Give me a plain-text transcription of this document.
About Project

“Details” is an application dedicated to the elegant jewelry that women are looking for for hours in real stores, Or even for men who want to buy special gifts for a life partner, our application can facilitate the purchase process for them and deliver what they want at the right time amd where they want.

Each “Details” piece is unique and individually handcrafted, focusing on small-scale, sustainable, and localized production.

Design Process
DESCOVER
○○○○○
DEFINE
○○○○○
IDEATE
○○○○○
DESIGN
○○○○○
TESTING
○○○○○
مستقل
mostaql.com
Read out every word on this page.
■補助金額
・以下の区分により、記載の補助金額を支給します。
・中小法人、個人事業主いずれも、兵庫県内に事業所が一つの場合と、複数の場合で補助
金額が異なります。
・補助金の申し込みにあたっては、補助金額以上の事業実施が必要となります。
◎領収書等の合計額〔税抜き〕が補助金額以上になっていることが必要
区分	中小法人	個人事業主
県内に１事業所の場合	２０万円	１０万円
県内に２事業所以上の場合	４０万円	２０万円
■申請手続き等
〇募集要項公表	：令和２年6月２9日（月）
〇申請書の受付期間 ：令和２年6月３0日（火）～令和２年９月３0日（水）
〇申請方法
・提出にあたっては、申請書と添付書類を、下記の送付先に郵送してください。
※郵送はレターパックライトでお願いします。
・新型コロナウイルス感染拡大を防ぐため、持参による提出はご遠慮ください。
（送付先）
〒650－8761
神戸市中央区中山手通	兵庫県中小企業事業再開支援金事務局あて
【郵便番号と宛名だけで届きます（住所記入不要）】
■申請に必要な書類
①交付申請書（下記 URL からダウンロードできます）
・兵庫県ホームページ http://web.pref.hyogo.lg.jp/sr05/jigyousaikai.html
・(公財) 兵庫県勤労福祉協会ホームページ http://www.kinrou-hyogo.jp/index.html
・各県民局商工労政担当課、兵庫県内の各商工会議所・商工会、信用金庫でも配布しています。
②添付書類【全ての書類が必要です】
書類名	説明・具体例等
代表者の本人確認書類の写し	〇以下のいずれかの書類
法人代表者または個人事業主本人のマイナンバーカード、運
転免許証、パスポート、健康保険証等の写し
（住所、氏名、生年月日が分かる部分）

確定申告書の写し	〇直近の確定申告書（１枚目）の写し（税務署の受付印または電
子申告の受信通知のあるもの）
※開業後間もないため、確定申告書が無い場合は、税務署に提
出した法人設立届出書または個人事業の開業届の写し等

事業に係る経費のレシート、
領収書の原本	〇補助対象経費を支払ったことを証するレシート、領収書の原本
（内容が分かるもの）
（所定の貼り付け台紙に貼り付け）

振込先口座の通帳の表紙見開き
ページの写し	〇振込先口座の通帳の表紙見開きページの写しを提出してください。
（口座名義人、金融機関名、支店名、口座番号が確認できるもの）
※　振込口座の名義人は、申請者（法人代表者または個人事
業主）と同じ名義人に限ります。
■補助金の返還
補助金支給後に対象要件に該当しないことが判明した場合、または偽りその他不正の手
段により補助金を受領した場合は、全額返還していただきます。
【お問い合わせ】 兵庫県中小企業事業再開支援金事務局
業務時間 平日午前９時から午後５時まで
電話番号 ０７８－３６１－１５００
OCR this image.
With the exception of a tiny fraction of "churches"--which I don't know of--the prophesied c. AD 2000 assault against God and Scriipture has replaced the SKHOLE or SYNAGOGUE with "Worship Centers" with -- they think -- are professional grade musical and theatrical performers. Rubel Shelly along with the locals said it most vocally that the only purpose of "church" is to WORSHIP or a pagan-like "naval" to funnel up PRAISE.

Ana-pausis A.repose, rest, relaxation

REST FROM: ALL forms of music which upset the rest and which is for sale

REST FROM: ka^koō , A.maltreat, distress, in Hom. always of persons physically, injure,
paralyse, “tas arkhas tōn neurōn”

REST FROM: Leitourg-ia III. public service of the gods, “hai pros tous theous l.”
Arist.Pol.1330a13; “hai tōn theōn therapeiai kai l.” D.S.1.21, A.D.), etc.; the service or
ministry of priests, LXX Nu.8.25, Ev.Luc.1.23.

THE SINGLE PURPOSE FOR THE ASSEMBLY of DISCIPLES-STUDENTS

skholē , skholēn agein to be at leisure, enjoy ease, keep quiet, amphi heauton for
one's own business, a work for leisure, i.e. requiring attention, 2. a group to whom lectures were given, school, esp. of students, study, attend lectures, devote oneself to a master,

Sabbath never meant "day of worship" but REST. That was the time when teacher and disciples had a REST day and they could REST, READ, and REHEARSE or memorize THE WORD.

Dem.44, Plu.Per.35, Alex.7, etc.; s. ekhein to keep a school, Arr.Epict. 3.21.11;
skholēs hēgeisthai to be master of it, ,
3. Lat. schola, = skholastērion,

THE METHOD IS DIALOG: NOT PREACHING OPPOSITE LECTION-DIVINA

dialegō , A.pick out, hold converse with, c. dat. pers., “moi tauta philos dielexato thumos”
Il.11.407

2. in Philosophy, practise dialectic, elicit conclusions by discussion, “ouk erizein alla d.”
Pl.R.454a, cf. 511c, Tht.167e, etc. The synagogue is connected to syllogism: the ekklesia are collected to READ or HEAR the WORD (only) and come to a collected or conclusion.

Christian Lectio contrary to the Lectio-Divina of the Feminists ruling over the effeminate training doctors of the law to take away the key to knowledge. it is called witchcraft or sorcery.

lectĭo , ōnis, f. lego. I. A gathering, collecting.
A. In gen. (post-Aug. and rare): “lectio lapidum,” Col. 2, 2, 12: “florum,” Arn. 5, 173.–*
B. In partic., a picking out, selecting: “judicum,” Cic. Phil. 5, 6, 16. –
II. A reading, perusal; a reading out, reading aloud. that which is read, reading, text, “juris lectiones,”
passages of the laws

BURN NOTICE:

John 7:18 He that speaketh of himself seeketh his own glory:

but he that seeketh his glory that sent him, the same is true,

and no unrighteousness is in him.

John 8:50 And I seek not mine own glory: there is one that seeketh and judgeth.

> [DO THIS]: Lines containing the word "school" are to be counted in the listing; state their number alone.

> [OUTPUT]: 2